**** INPUT FOR THIS TASK ****
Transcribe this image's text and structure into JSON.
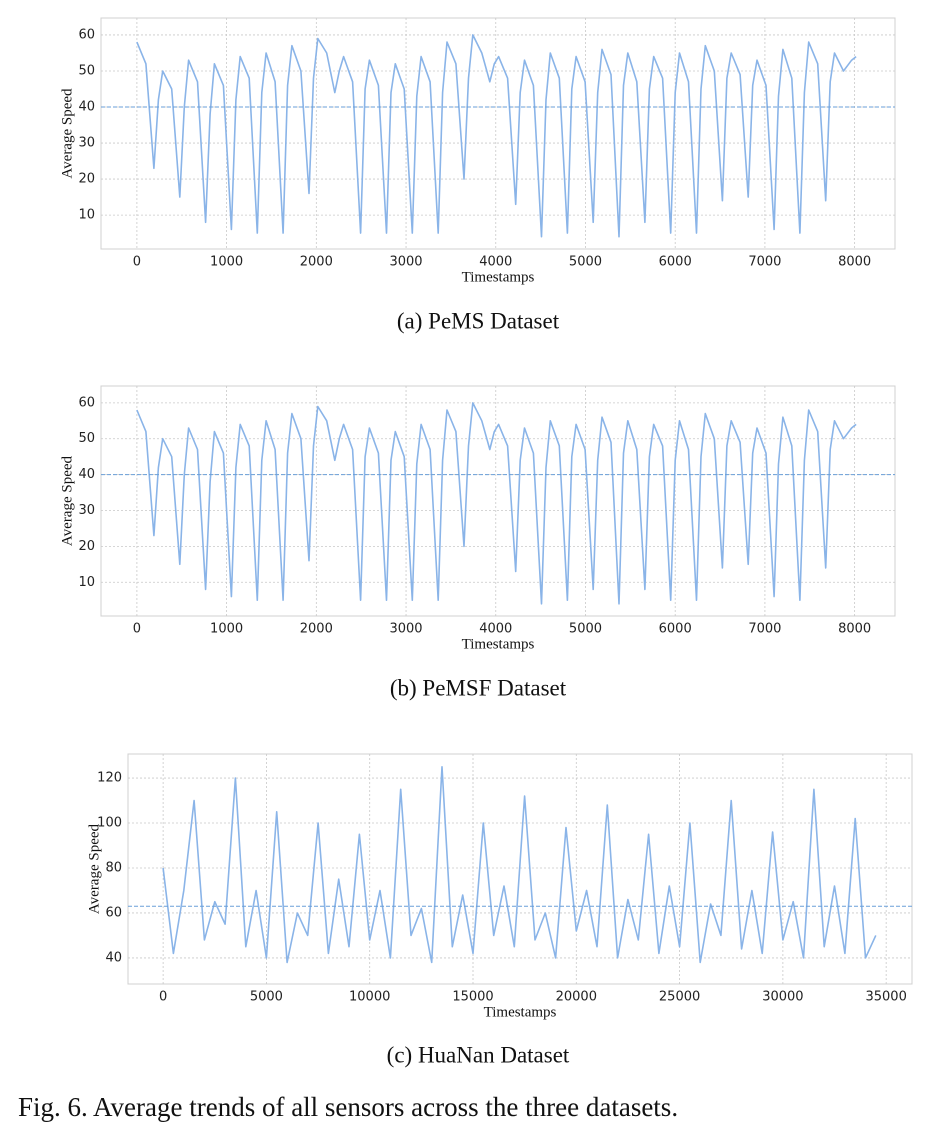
{
  "chart_data": [
    {
      "type": "line",
      "caption": "(a) PeMS Dataset",
      "x_label": "Timestamps",
      "y_label": "Average Speed",
      "color": "#8ab4e8",
      "grid": true,
      "mean_line": 40,
      "xlim": [
        -400,
        8450
      ],
      "ylim": [
        0.6,
        64.7
      ],
      "xticks": [
        0,
        1000,
        2000,
        3000,
        4000,
        5000,
        6000,
        7000,
        8000
      ],
      "yticks": [
        10,
        20,
        30,
        40,
        50,
        60
      ],
      "x": [
        0,
        100,
        190,
        240,
        288,
        388,
        478,
        528,
        576,
        676,
        766,
        816,
        864,
        964,
        1054,
        1104,
        1152,
        1252,
        1342,
        1392,
        1440,
        1540,
        1630,
        1680,
        1728,
        1828,
        1918,
        1968,
        2016,
        2116,
        2206,
        2256,
        2304,
        2404,
        2494,
        2544,
        2592,
        2692,
        2782,
        2832,
        2880,
        2980,
        3070,
        3120,
        3168,
        3268,
        3358,
        3408,
        3456,
        3556,
        3646,
        3696,
        3744,
        3844,
        3934,
        3984,
        4032,
        4132,
        4222,
        4272,
        4320,
        4420,
        4510,
        4560,
        4608,
        4708,
        4798,
        4848,
        4896,
        4996,
        5086,
        5136,
        5184,
        5284,
        5374,
        5424,
        5472,
        5572,
        5662,
        5712,
        5760,
        5860,
        5950,
        6000,
        6048,
        6148,
        6238,
        6288,
        6336,
        6436,
        6526,
        6576,
        6624,
        6724,
        6814,
        6864,
        6912,
        7012,
        7102,
        7152,
        7200,
        7300,
        7390,
        7440,
        7488,
        7588,
        7678,
        7728,
        7776,
        7876,
        7966,
        8016
      ],
      "values": [
        58,
        52,
        23,
        42,
        50,
        45,
        15,
        40,
        53,
        47,
        8,
        38,
        52,
        46,
        6,
        42,
        54,
        48,
        5,
        44,
        55,
        47,
        5,
        46,
        57,
        50,
        16,
        48,
        59,
        55,
        44,
        50,
        54,
        47,
        5,
        45,
        53,
        46,
        5,
        44,
        52,
        45,
        5,
        43,
        54,
        47,
        5,
        44,
        58,
        52,
        20,
        48,
        60,
        55,
        47,
        52,
        54,
        48,
        13,
        44,
        53,
        46,
        4,
        42,
        55,
        48,
        5,
        45,
        54,
        47,
        8,
        44,
        56,
        49,
        4,
        46,
        55,
        47,
        8,
        45,
        54,
        48,
        5,
        44,
        55,
        47,
        5,
        45,
        57,
        50,
        14,
        48,
        55,
        49,
        15,
        46,
        53,
        46,
        6,
        43,
        56,
        48,
        5,
        44,
        58,
        52,
        14,
        47,
        55,
        50,
        53,
        54
      ]
    },
    {
      "type": "line",
      "caption": "(b) PeMSF Dataset",
      "x_label": "Timestamps",
      "y_label": "Average Speed",
      "color": "#8ab4e8",
      "grid": true,
      "mean_line": 40,
      "xlim": [
        -400,
        8450
      ],
      "ylim": [
        0.6,
        64.7
      ],
      "xticks": [
        0,
        1000,
        2000,
        3000,
        4000,
        5000,
        6000,
        7000,
        8000
      ],
      "yticks": [
        10,
        20,
        30,
        40,
        50,
        60
      ],
      "x": [
        0,
        100,
        190,
        240,
        288,
        388,
        478,
        528,
        576,
        676,
        766,
        816,
        864,
        964,
        1054,
        1104,
        1152,
        1252,
        1342,
        1392,
        1440,
        1540,
        1630,
        1680,
        1728,
        1828,
        1918,
        1968,
        2016,
        2116,
        2206,
        2256,
        2304,
        2404,
        2494,
        2544,
        2592,
        2692,
        2782,
        2832,
        2880,
        2980,
        3070,
        3120,
        3168,
        3268,
        3358,
        3408,
        3456,
        3556,
        3646,
        3696,
        3744,
        3844,
        3934,
        3984,
        4032,
        4132,
        4222,
        4272,
        4320,
        4420,
        4510,
        4560,
        4608,
        4708,
        4798,
        4848,
        4896,
        4996,
        5086,
        5136,
        5184,
        5284,
        5374,
        5424,
        5472,
        5572,
        5662,
        5712,
        5760,
        5860,
        5950,
        6000,
        6048,
        6148,
        6238,
        6288,
        6336,
        6436,
        6526,
        6576,
        6624,
        6724,
        6814,
        6864,
        6912,
        7012,
        7102,
        7152,
        7200,
        7300,
        7390,
        7440,
        7488,
        7588,
        7678,
        7728,
        7776,
        7876,
        7966,
        8016
      ],
      "values": [
        58,
        52,
        23,
        42,
        50,
        45,
        15,
        40,
        53,
        47,
        8,
        38,
        52,
        46,
        6,
        42,
        54,
        48,
        5,
        44,
        55,
        47,
        5,
        46,
        57,
        50,
        16,
        48,
        59,
        55,
        44,
        50,
        54,
        47,
        5,
        45,
        53,
        46,
        5,
        44,
        52,
        45,
        5,
        43,
        54,
        47,
        5,
        44,
        58,
        52,
        20,
        48,
        60,
        55,
        47,
        52,
        54,
        48,
        13,
        44,
        53,
        46,
        4,
        42,
        55,
        48,
        5,
        45,
        54,
        47,
        8,
        44,
        56,
        49,
        4,
        46,
        55,
        47,
        8,
        45,
        54,
        48,
        5,
        44,
        55,
        47,
        5,
        45,
        57,
        50,
        14,
        48,
        55,
        49,
        15,
        46,
        53,
        46,
        6,
        43,
        56,
        48,
        5,
        44,
        58,
        52,
        14,
        47,
        55,
        50,
        53,
        54
      ]
    },
    {
      "type": "line",
      "caption": "(c) HuaNan Dataset",
      "x_label": "Timestamps",
      "y_label": "Average Speed",
      "color": "#8ab4e8",
      "grid": true,
      "mean_line": 63,
      "xlim": [
        -1700,
        36250
      ],
      "ylim": [
        28.4,
        130.7
      ],
      "xticks": [
        0,
        5000,
        10000,
        15000,
        20000,
        25000,
        30000,
        35000
      ],
      "yticks": [
        40,
        60,
        80,
        100,
        120
      ],
      "x": [
        0,
        500,
        1000,
        1500,
        2000,
        2500,
        3000,
        3500,
        4000,
        4500,
        5000,
        5500,
        6000,
        6500,
        7000,
        7500,
        8000,
        8500,
        9000,
        9500,
        10000,
        10500,
        11000,
        11500,
        12000,
        12500,
        13000,
        13500,
        14000,
        14500,
        15000,
        15500,
        16000,
        16500,
        17000,
        17500,
        18000,
        18500,
        19000,
        19500,
        20000,
        20500,
        21000,
        21500,
        22000,
        22500,
        23000,
        23500,
        24000,
        24500,
        25000,
        25500,
        26000,
        26500,
        27000,
        27500,
        28000,
        28500,
        29000,
        29500,
        30000,
        30500,
        31000,
        31500,
        32000,
        32500,
        33000,
        33500,
        34000,
        34500
      ],
      "values": [
        80,
        42,
        70,
        110,
        48,
        65,
        55,
        120,
        45,
        70,
        40,
        105,
        38,
        60,
        50,
        100,
        42,
        75,
        45,
        95,
        48,
        70,
        40,
        115,
        50,
        62,
        38,
        125,
        45,
        68,
        42,
        100,
        50,
        72,
        45,
        112,
        48,
        60,
        40,
        98,
        52,
        70,
        45,
        108,
        40,
        66,
        48,
        95,
        42,
        72,
        45,
        100,
        38,
        64,
        50,
        110,
        44,
        70,
        42,
        96,
        48,
        65,
        40,
        115,
        45,
        72,
        42,
        102,
        40,
        50
      ]
    }
  ],
  "figure_caption": "Fig. 6.  Average trends of all sensors across the three datasets."
}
****
> TASK REQUIREMENTS:
Every record above must be given again exactly; drop the pictures.

> SOLVED EXERCISE:
Transcribe this image's text and structure into JSON.
{
  "chart_data": [
    {
      "type": "line",
      "caption": "(a) PeMS Dataset",
      "x_label": "Timestamps",
      "y_label": "Average Speed",
      "color": "#8ab4e8",
      "grid": true,
      "mean_line": 40,
      "xlim": [
        -400,
        8450
      ],
      "ylim": [
        0.6,
        64.7
      ],
      "xticks": [
        0,
        1000,
        2000,
        3000,
        4000,
        5000,
        6000,
        7000,
        8000
      ],
      "yticks": [
        10,
        20,
        30,
        40,
        50,
        60
      ],
      "x": [
        0,
        100,
        190,
        240,
        288,
        388,
        478,
        528,
        576,
        676,
        766,
        816,
        864,
        964,
        1054,
        1104,
        1152,
        1252,
        1342,
        1392,
        1440,
        1540,
        1630,
        1680,
        1728,
        1828,
        1918,
        1968,
        2016,
        2116,
        2206,
        2256,
        2304,
        2404,
        2494,
        2544,
        2592,
        2692,
        2782,
        2832,
        2880,
        2980,
        3070,
        3120,
        3168,
        3268,
        3358,
        3408,
        3456,
        3556,
        3646,
        3696,
        3744,
        3844,
        3934,
        3984,
        4032,
        4132,
        4222,
        4272,
        4320,
        4420,
        4510,
        4560,
        4608,
        4708,
        4798,
        4848,
        4896,
        4996,
        5086,
        5136,
        5184,
        5284,
        5374,
        5424,
        5472,
        5572,
        5662,
        5712,
        5760,
        5860,
        5950,
        6000,
        6048,
        6148,
        6238,
        6288,
        6336,
        6436,
        6526,
        6576,
        6624,
        6724,
        6814,
        6864,
        6912,
        7012,
        7102,
        7152,
        7200,
        7300,
        7390,
        7440,
        7488,
        7588,
        7678,
        7728,
        7776,
        7876,
        7966,
        8016
      ],
      "values": [
        58,
        52,
        23,
        42,
        50,
        45,
        15,
        40,
        53,
        47,
        8,
        38,
        52,
        46,
        6,
        42,
        54,
        48,
        5,
        44,
        55,
        47,
        5,
        46,
        57,
        50,
        16,
        48,
        59,
        55,
        44,
        50,
        54,
        47,
        5,
        45,
        53,
        46,
        5,
        44,
        52,
        45,
        5,
        43,
        54,
        47,
        5,
        44,
        58,
        52,
        20,
        48,
        60,
        55,
        47,
        52,
        54,
        48,
        13,
        44,
        53,
        46,
        4,
        42,
        55,
        48,
        5,
        45,
        54,
        47,
        8,
        44,
        56,
        49,
        4,
        46,
        55,
        47,
        8,
        45,
        54,
        48,
        5,
        44,
        55,
        47,
        5,
        45,
        57,
        50,
        14,
        48,
        55,
        49,
        15,
        46,
        53,
        46,
        6,
        43,
        56,
        48,
        5,
        44,
        58,
        52,
        14,
        47,
        55,
        50,
        53,
        54
      ]
    },
    {
      "type": "line",
      "caption": "(b) PeMSF Dataset",
      "x_label": "Timestamps",
      "y_label": "Average Speed",
      "color": "#8ab4e8",
      "grid": true,
      "mean_line": 40,
      "xlim": [
        -400,
        8450
      ],
      "ylim": [
        0.6,
        64.7
      ],
      "xticks": [
        0,
        1000,
        2000,
        3000,
        4000,
        5000,
        6000,
        7000,
        8000
      ],
      "yticks": [
        10,
        20,
        30,
        40,
        50,
        60
      ],
      "x": [
        0,
        100,
        190,
        240,
        288,
        388,
        478,
        528,
        576,
        676,
        766,
        816,
        864,
        964,
        1054,
        1104,
        1152,
        1252,
        1342,
        1392,
        1440,
        1540,
        1630,
        1680,
        1728,
        1828,
        1918,
        1968,
        2016,
        2116,
        2206,
        2256,
        2304,
        2404,
        2494,
        2544,
        2592,
        2692,
        2782,
        2832,
        2880,
        2980,
        3070,
        3120,
        3168,
        3268,
        3358,
        3408,
        3456,
        3556,
        3646,
        3696,
        3744,
        3844,
        3934,
        3984,
        4032,
        4132,
        4222,
        4272,
        4320,
        4420,
        4510,
        4560,
        4608,
        4708,
        4798,
        4848,
        4896,
        4996,
        5086,
        5136,
        5184,
        5284,
        5374,
        5424,
        5472,
        5572,
        5662,
        5712,
        5760,
        5860,
        5950,
        6000,
        6048,
        6148,
        6238,
        6288,
        6336,
        6436,
        6526,
        6576,
        6624,
        6724,
        6814,
        6864,
        6912,
        7012,
        7102,
        7152,
        7200,
        7300,
        7390,
        7440,
        7488,
        7588,
        7678,
        7728,
        7776,
        7876,
        7966,
        8016
      ],
      "values": [
        58,
        52,
        23,
        42,
        50,
        45,
        15,
        40,
        53,
        47,
        8,
        38,
        52,
        46,
        6,
        42,
        54,
        48,
        5,
        44,
        55,
        47,
        5,
        46,
        57,
        50,
        16,
        48,
        59,
        55,
        44,
        50,
        54,
        47,
        5,
        45,
        53,
        46,
        5,
        44,
        52,
        45,
        5,
        43,
        54,
        47,
        5,
        44,
        58,
        52,
        20,
        48,
        60,
        55,
        47,
        52,
        54,
        48,
        13,
        44,
        53,
        46,
        4,
        42,
        55,
        48,
        5,
        45,
        54,
        47,
        8,
        44,
        56,
        49,
        4,
        46,
        55,
        47,
        8,
        45,
        54,
        48,
        5,
        44,
        55,
        47,
        5,
        45,
        57,
        50,
        14,
        48,
        55,
        49,
        15,
        46,
        53,
        46,
        6,
        43,
        56,
        48,
        5,
        44,
        58,
        52,
        14,
        47,
        55,
        50,
        53,
        54
      ]
    },
    {
      "type": "line",
      "caption": "(c) HuaNan Dataset",
      "x_label": "Timestamps",
      "y_label": "Average Speed",
      "color": "#8ab4e8",
      "grid": true,
      "mean_line": 63,
      "xlim": [
        -1700,
        36250
      ],
      "ylim": [
        28.4,
        130.7
      ],
      "xticks": [
        0,
        5000,
        10000,
        15000,
        20000,
        25000,
        30000,
        35000
      ],
      "yticks": [
        40,
        60,
        80,
        100,
        120
      ],
      "x": [
        0,
        500,
        1000,
        1500,
        2000,
        2500,
        3000,
        3500,
        4000,
        4500,
        5000,
        5500,
        6000,
        6500,
        7000,
        7500,
        8000,
        8500,
        9000,
        9500,
        10000,
        10500,
        11000,
        11500,
        12000,
        12500,
        13000,
        13500,
        14000,
        14500,
        15000,
        15500,
        16000,
        16500,
        17000,
        17500,
        18000,
        18500,
        19000,
        19500,
        20000,
        20500,
        21000,
        21500,
        22000,
        22500,
        23000,
        23500,
        24000,
        24500,
        25000,
        25500,
        26000,
        26500,
        27000,
        27500,
        28000,
        28500,
        29000,
        29500,
        30000,
        30500,
        31000,
        31500,
        32000,
        32500,
        33000,
        33500,
        34000,
        34500
      ],
      "values": [
        80,
        42,
        70,
        110,
        48,
        65,
        55,
        120,
        45,
        70,
        40,
        105,
        38,
        60,
        50,
        100,
        42,
        75,
        45,
        95,
        48,
        70,
        40,
        115,
        50,
        62,
        38,
        125,
        45,
        68,
        42,
        100,
        50,
        72,
        45,
        112,
        48,
        60,
        40,
        98,
        52,
        70,
        45,
        108,
        40,
        66,
        48,
        95,
        42,
        72,
        45,
        100,
        38,
        64,
        50,
        110,
        44,
        70,
        42,
        96,
        48,
        65,
        40,
        115,
        45,
        72,
        42,
        102,
        40,
        50
      ]
    }
  ],
  "figure_caption": "Fig. 6.  Average trends of all sensors across the three datasets."
}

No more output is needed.